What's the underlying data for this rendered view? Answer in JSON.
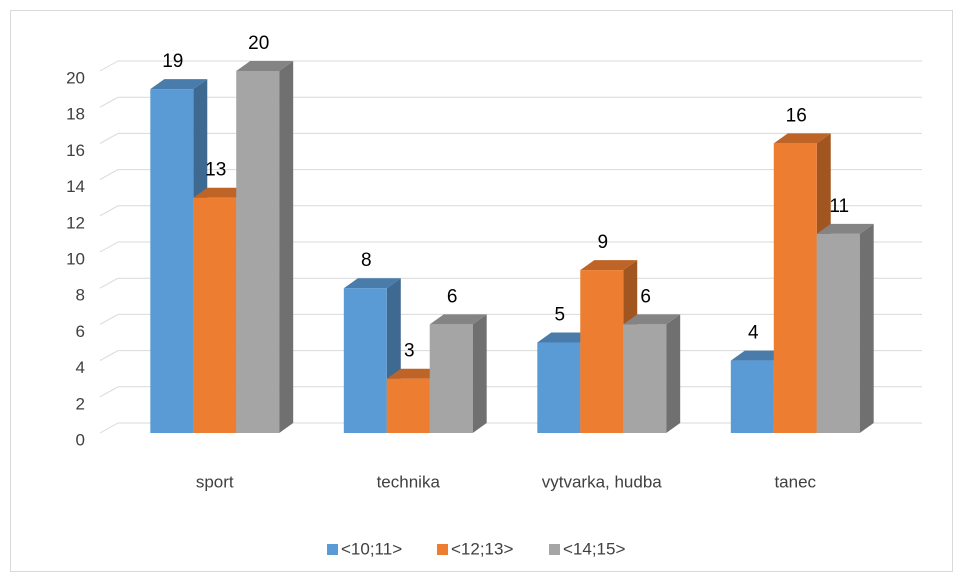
{
  "chart_data": {
    "type": "bar3d",
    "categories": [
      "sport",
      "technika",
      "vytvarka, hudba",
      "tanec"
    ],
    "series": [
      {
        "name": "<10;11>",
        "color": "#5b9bd5",
        "values": [
          19,
          8,
          5,
          4
        ]
      },
      {
        "name": "<12;13>",
        "color": "#ed7d31",
        "values": [
          13,
          3,
          9,
          16
        ]
      },
      {
        "name": "<14;15>",
        "color": "#a5a5a5",
        "values": [
          20,
          6,
          6,
          11
        ]
      }
    ],
    "ylim": [
      0,
      20
    ],
    "yticks": [
      0,
      2,
      4,
      6,
      8,
      10,
      12,
      14,
      16,
      18,
      20
    ],
    "grid": true,
    "legend": "bottom"
  }
}
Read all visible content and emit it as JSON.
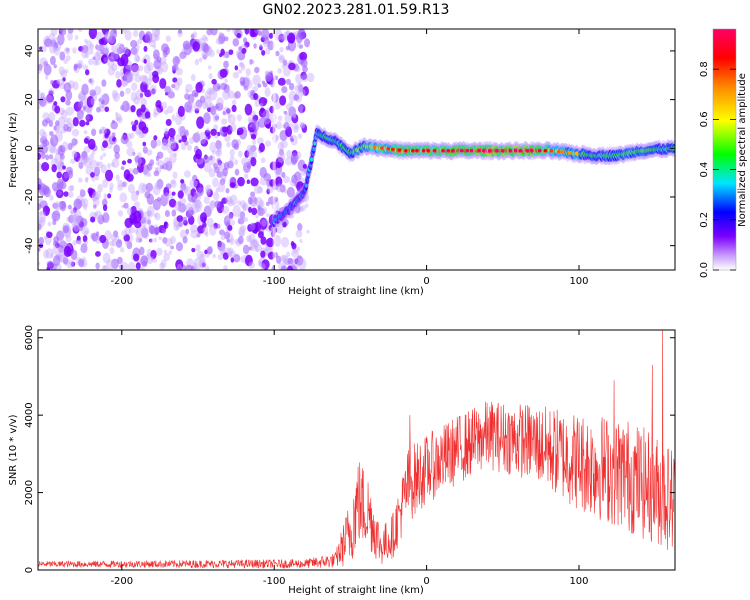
{
  "title": "GN02.2023.281.01.59.R13",
  "colorbar": {
    "label": "Normalized spectral amplitude",
    "ticks": [
      "0.0",
      "0.2",
      "0.4",
      "0.6",
      "0.8"
    ],
    "tick_values": [
      0.0,
      0.2,
      0.4,
      0.6,
      0.8
    ],
    "range": [
      0.0,
      0.96
    ],
    "colors": [
      "#ffffff",
      "#7a00ff",
      "#0000ff",
      "#00e5ff",
      "#00ff00",
      "#ffff00",
      "#ff8800",
      "#ff0000",
      "#ff0066"
    ]
  },
  "chart_data": [
    {
      "type": "heatmap",
      "xlabel": "Height of straight line (km)",
      "ylabel": "Frequency (Hz)",
      "xlim": [
        -255,
        163
      ],
      "ylim": [
        -50,
        49
      ],
      "xticks": [
        -200,
        -100,
        0,
        100
      ],
      "xtick_labels": [
        "-200",
        "-100",
        "0",
        "100"
      ],
      "yticks": [
        -40,
        -20,
        0,
        20,
        40
      ],
      "ytick_labels": [
        "-40",
        "-20",
        "0",
        "20",
        "40"
      ],
      "ridge": [
        {
          "x": -100,
          "y": -30,
          "amp": 0.35
        },
        {
          "x": -90,
          "y": -25,
          "amp": 0.3
        },
        {
          "x": -80,
          "y": -18,
          "amp": 0.3
        },
        {
          "x": -72,
          "y": 6,
          "amp": 0.4
        },
        {
          "x": -60,
          "y": 3,
          "amp": 0.45
        },
        {
          "x": -50,
          "y": -2,
          "amp": 0.45
        },
        {
          "x": -40,
          "y": 1,
          "amp": 0.6
        },
        {
          "x": -30,
          "y": 0,
          "amp": 0.7
        },
        {
          "x": -15,
          "y": -1,
          "amp": 0.75
        },
        {
          "x": 0,
          "y": -1,
          "amp": 0.8
        },
        {
          "x": 20,
          "y": -1,
          "amp": 0.85
        },
        {
          "x": 40,
          "y": -1,
          "amp": 0.9
        },
        {
          "x": 65,
          "y": -1,
          "amp": 0.95
        },
        {
          "x": 80,
          "y": -1,
          "amp": 0.7
        },
        {
          "x": 95,
          "y": -2,
          "amp": 0.6
        },
        {
          "x": 110,
          "y": -3,
          "amp": 0.45
        },
        {
          "x": 125,
          "y": -3,
          "amp": 0.5
        },
        {
          "x": 140,
          "y": -1,
          "amp": 0.5
        },
        {
          "x": 163,
          "y": 0,
          "amp": 0.45
        }
      ]
    },
    {
      "type": "line",
      "xlabel": "Height of straight line (km)",
      "ylabel": "SNR (10 * v/v)",
      "xlim": [
        -255,
        163
      ],
      "ylim": [
        0,
        6200
      ],
      "xticks": [
        -200,
        -100,
        0,
        100
      ],
      "xtick_labels": [
        "-200",
        "-100",
        "0",
        "100"
      ],
      "yticks": [
        0,
        2000,
        4000,
        6000
      ],
      "ytick_labels": [
        "0",
        "2000",
        "4000",
        "6000"
      ],
      "color": "#f03030",
      "envelope": [
        {
          "x": -255,
          "mean": 150,
          "spread": 80
        },
        {
          "x": -80,
          "mean": 160,
          "spread": 120
        },
        {
          "x": -60,
          "mean": 250,
          "spread": 200
        },
        {
          "x": -50,
          "mean": 1000,
          "spread": 900
        },
        {
          "x": -45,
          "mean": 1800,
          "spread": 1200
        },
        {
          "x": -38,
          "mean": 1500,
          "spread": 1000
        },
        {
          "x": -30,
          "mean": 600,
          "spread": 500
        },
        {
          "x": -22,
          "mean": 900,
          "spread": 600
        },
        {
          "x": -12,
          "mean": 2200,
          "spread": 1000
        },
        {
          "x": 0,
          "mean": 2600,
          "spread": 900
        },
        {
          "x": 20,
          "mean": 3100,
          "spread": 900
        },
        {
          "x": 40,
          "mean": 3500,
          "spread": 900
        },
        {
          "x": 70,
          "mean": 3300,
          "spread": 1000
        },
        {
          "x": 100,
          "mean": 2800,
          "spread": 1300
        },
        {
          "x": 130,
          "mean": 2500,
          "spread": 1500
        },
        {
          "x": 163,
          "mean": 1800,
          "spread": 1400
        }
      ],
      "peaks": [
        {
          "x": 155,
          "y": 6200
        },
        {
          "x": 148,
          "y": 5300
        },
        {
          "x": 123,
          "y": 4900
        },
        {
          "x": -11,
          "y": 4000
        }
      ]
    }
  ]
}
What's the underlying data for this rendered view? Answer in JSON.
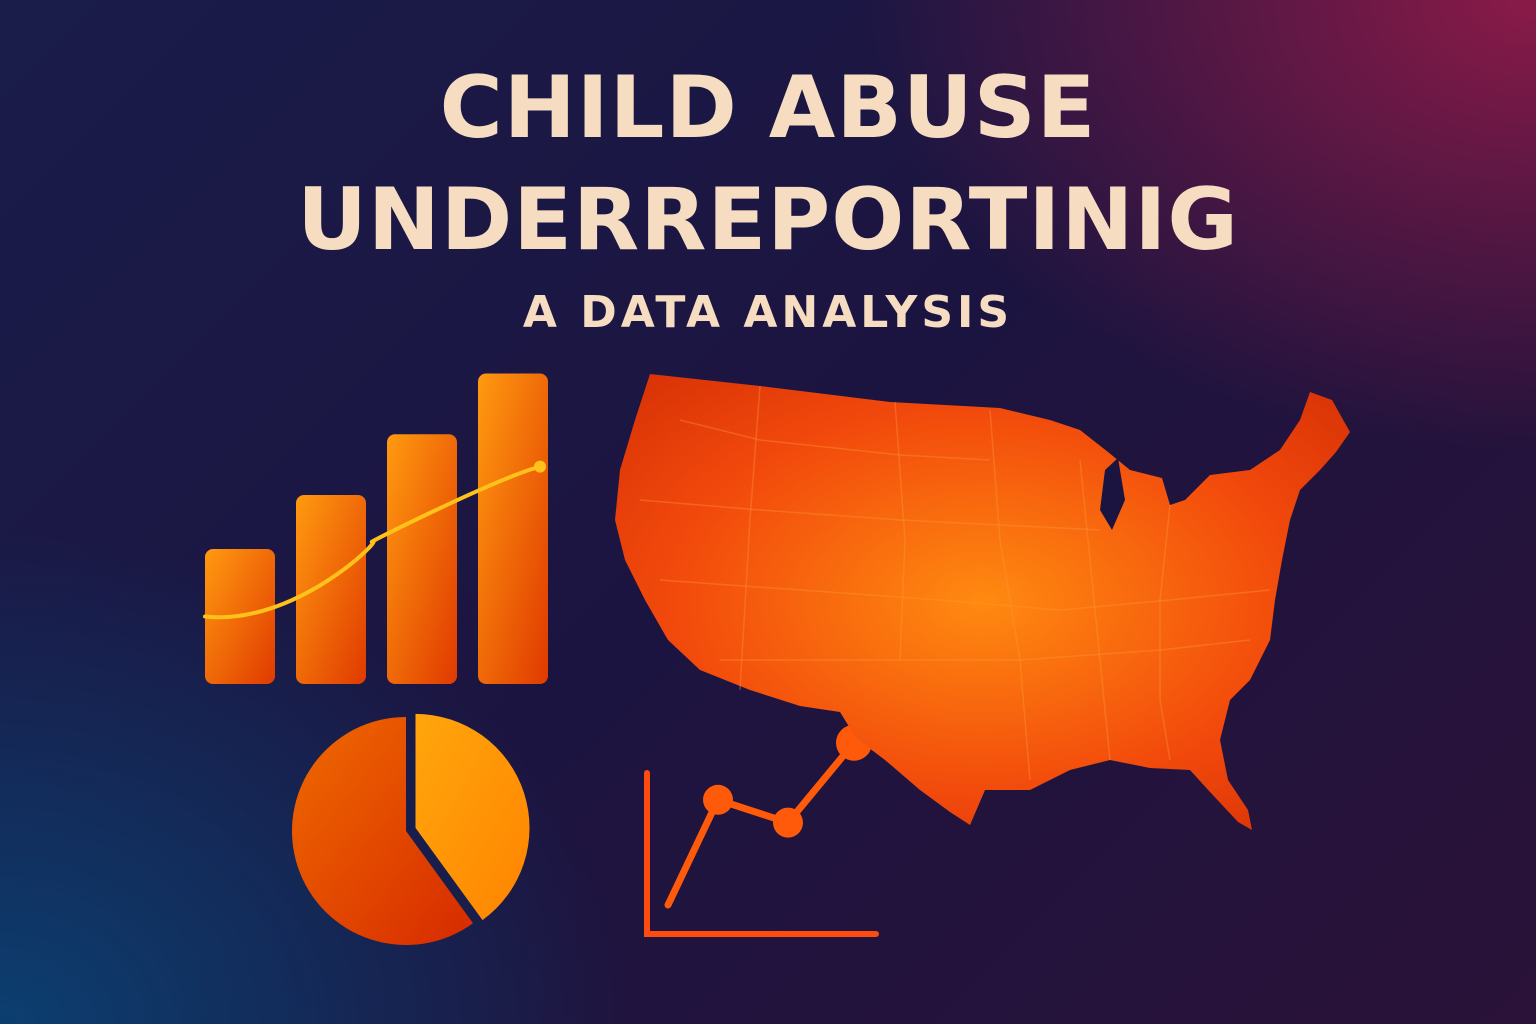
{
  "header": {
    "title_line_1": "CHILD ABUSE",
    "title_line_2": "UNDERREPORTINIG",
    "subtitle": "A DATA ANALYSIS"
  },
  "colors": {
    "title_text": "#f6dcc0",
    "accent_orange": "#ff8a00",
    "accent_red": "#e03a00",
    "trend_line": "#ffc21a"
  },
  "graphics": {
    "bar_chart": {
      "values": [
        1,
        1.4,
        1.85,
        2.3
      ],
      "trend": true
    },
    "pie_chart": {
      "slices": [
        0.6,
        0.4
      ]
    },
    "line_chart": {
      "values": [
        2,
        2.6,
        2.2,
        3.6
      ]
    },
    "map": {
      "name": "united-states-map-icon"
    }
  }
}
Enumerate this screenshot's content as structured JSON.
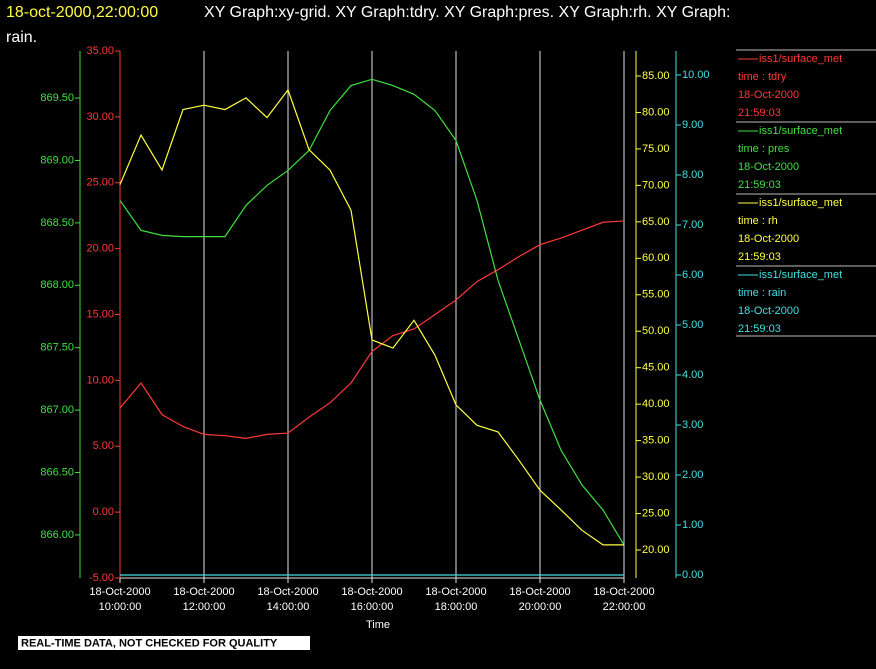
{
  "chart_data": {
    "type": "line",
    "title": "18-oct-2000,22:00:00",
    "subtitle": "XY Graph:xy-grid.  XY Graph:tdry.  XY Graph:pres.  XY Graph:rh.  XY Graph:",
    "subtitle_cont": "rain.",
    "xlabel": "Time",
    "footer": "REAL-TIME DATA, NOT CHECKED FOR QUALITY",
    "grid": true,
    "xlim": [
      10,
      22
    ],
    "xticks": [
      {
        "value": 10,
        "label": "18-Oct-2000 10:00:00"
      },
      {
        "value": 12,
        "label": "18-Oct-2000 12:00:00"
      },
      {
        "value": 14,
        "label": "18-Oct-2000 14:00:00"
      },
      {
        "value": 16,
        "label": "18-Oct-2000 16:00:00"
      },
      {
        "value": 18,
        "label": "18-Oct-2000 18:00:00"
      },
      {
        "value": 20,
        "label": "18-Oct-2000 20:00:00"
      },
      {
        "value": 22,
        "label": "18-Oct-2000 22:00:00"
      }
    ],
    "x": [
      10,
      10.5,
      11,
      11.5,
      12,
      12.5,
      13,
      13.5,
      14,
      14.5,
      15,
      15.5,
      16,
      16.5,
      17,
      17.5,
      18,
      18.5,
      19,
      19.5,
      20,
      20.5,
      21,
      21.5,
      22
    ],
    "series": [
      {
        "name": "iss1/surface_met",
        "variable": "time : tdry",
        "date": "18-Oct-2000",
        "clock": "21:59:03",
        "color": "#ff3838",
        "ylim": [
          -5,
          35
        ],
        "yticks": [
          {
            "value": -5,
            "label": "-5.00"
          },
          {
            "value": 0,
            "label": "0.00"
          },
          {
            "value": 5,
            "label": "5.00"
          },
          {
            "value": 10,
            "label": "10.00"
          },
          {
            "value": 15,
            "label": "15.00"
          },
          {
            "value": 20,
            "label": "20.00"
          },
          {
            "value": 25,
            "label": "25.00"
          },
          {
            "value": 30,
            "label": "30.00"
          },
          {
            "value": 35,
            "label": "35.00"
          }
        ],
        "values": [
          7.9,
          9.8,
          7.4,
          6.5,
          5.9,
          5.8,
          5.6,
          5.9,
          6.0,
          7.2,
          8.3,
          9.8,
          12.2,
          13.4,
          13.9,
          15.0,
          16.1,
          17.5,
          18.4,
          19.4,
          20.3,
          20.8,
          21.4,
          22.0,
          22.1
        ]
      },
      {
        "name": "iss1/surface_met",
        "variable": "time : pres",
        "date": "18-Oct-2000",
        "clock": "21:59:03",
        "color": "#40e040",
        "ylim": [
          865.655,
          869.877
        ],
        "yticks": [
          {
            "value": 866,
            "label": "866.00"
          },
          {
            "value": 866.5,
            "label": "866.50"
          },
          {
            "value": 867,
            "label": "867.00"
          },
          {
            "value": 867.5,
            "label": "867.50"
          },
          {
            "value": 868,
            "label": "868.00"
          },
          {
            "value": 868.5,
            "label": "868.50"
          },
          {
            "value": 869,
            "label": "869.00"
          },
          {
            "value": 869.5,
            "label": "869.50"
          }
        ],
        "values": [
          868.68,
          868.44,
          868.4,
          868.39,
          868.39,
          868.39,
          868.64,
          868.8,
          868.92,
          869.08,
          869.4,
          869.6,
          869.65,
          869.6,
          869.53,
          869.4,
          869.16,
          868.68,
          868.04,
          867.56,
          867.08,
          866.68,
          866.4,
          866.2,
          865.92
        ]
      },
      {
        "name": "iss1/surface_met",
        "variable": "time : rh",
        "date": "18-Oct-2000",
        "clock": "21:59:03",
        "color": "#ffff40",
        "ylim": [
          16.16,
          88.43
        ],
        "yticks": [
          {
            "value": 20,
            "label": "20.00"
          },
          {
            "value": 25,
            "label": "25.00"
          },
          {
            "value": 30,
            "label": "30.00"
          },
          {
            "value": 35,
            "label": "35.00"
          },
          {
            "value": 40,
            "label": "40.00"
          },
          {
            "value": 45,
            "label": "45.00"
          },
          {
            "value": 50,
            "label": "50.00"
          },
          {
            "value": 55,
            "label": "55.00"
          },
          {
            "value": 60,
            "label": "60.00"
          },
          {
            "value": 65,
            "label": "65.00"
          },
          {
            "value": 70,
            "label": "70.00"
          },
          {
            "value": 75,
            "label": "75.00"
          },
          {
            "value": 80,
            "label": "80.00"
          },
          {
            "value": 85,
            "label": "85.00"
          }
        ],
        "values": [
          70.1,
          76.9,
          72.1,
          80.4,
          81.0,
          80.4,
          82.0,
          79.3,
          83.1,
          74.9,
          72.1,
          66.6,
          48.8,
          47.7,
          51.5,
          46.7,
          39.9,
          37.1,
          36.2,
          32.3,
          28.2,
          25.5,
          22.7,
          20.7,
          20.7
        ]
      },
      {
        "name": "iss1/surface_met",
        "variable": "time : rain",
        "date": "18-Oct-2000",
        "clock": "21:59:03",
        "color": "#40e0e0",
        "ylim": [
          -0.06,
          10.48
        ],
        "yticks": [
          {
            "value": 0,
            "label": "0.00"
          },
          {
            "value": 1,
            "label": "1.00"
          },
          {
            "value": 2,
            "label": "2.00"
          },
          {
            "value": 3,
            "label": "3.00"
          },
          {
            "value": 4,
            "label": "4.00"
          },
          {
            "value": 5,
            "label": "5.00"
          },
          {
            "value": 6,
            "label": "6.00"
          },
          {
            "value": 7,
            "label": "7.00"
          },
          {
            "value": 8,
            "label": "8.00"
          },
          {
            "value": 9,
            "label": "9.00"
          },
          {
            "value": 10,
            "label": "10.00"
          }
        ],
        "values": [
          0,
          0,
          0,
          0,
          0,
          0,
          0,
          0,
          0,
          0,
          0,
          0,
          0,
          0,
          0,
          0,
          0,
          0,
          0,
          0,
          0,
          0,
          0,
          0,
          0
        ]
      }
    ]
  }
}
▬▬▬
- _Set problem_
Go through the records. Copy each line where "content" appears.

- _Exercise result_
Read all visible content and emit it as JSON.
Enumerate this screenshot's content as structured JSON.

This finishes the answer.